_Stated problem_.
Every line that contains the word "Output" should be copied out.

_Data rows_.

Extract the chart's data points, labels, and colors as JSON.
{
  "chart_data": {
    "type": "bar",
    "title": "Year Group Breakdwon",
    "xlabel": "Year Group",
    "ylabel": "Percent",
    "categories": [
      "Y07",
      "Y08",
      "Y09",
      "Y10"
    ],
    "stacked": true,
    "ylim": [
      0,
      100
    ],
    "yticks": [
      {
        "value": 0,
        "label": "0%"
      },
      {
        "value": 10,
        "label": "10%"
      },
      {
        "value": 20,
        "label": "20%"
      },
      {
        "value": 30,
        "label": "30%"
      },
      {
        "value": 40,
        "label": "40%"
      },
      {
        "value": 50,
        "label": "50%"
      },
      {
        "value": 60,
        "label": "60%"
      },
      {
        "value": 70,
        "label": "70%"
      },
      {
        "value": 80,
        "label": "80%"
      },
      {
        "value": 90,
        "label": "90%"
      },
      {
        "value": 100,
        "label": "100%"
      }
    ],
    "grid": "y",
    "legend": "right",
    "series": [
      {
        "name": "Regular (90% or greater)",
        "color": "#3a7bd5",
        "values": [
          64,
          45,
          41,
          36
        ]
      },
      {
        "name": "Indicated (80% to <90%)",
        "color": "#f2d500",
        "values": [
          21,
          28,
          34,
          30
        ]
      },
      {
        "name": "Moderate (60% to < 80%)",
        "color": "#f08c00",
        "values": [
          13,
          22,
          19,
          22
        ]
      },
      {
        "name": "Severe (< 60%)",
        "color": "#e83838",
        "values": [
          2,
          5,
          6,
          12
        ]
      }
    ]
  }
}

...

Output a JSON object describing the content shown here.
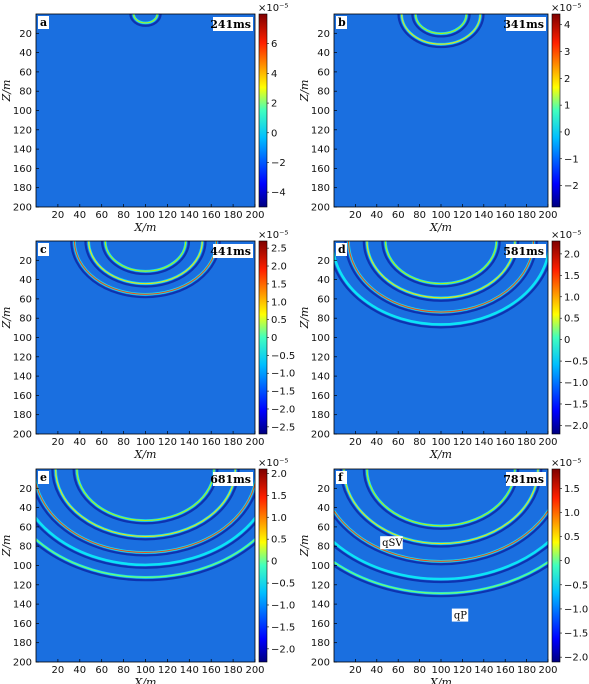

---

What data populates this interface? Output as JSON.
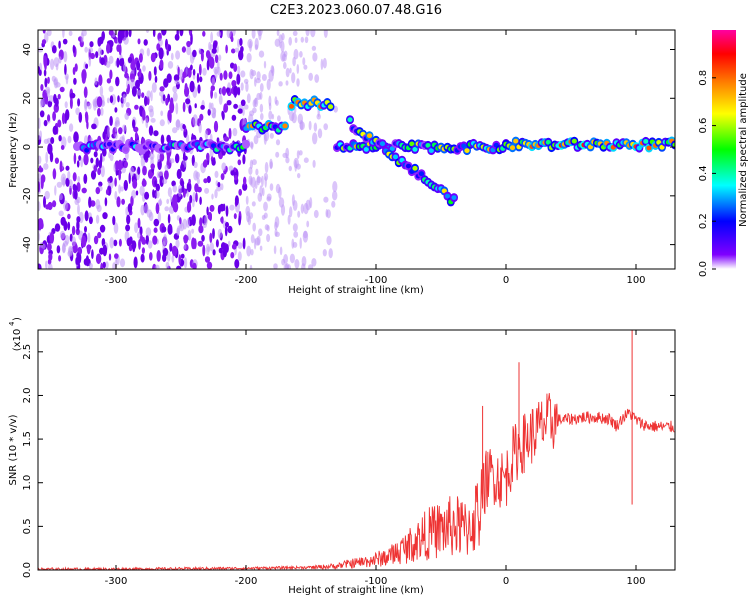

_Result for this task_.
Output a JSON object describing the content shown here.
What data populates this interface? Output as JSON.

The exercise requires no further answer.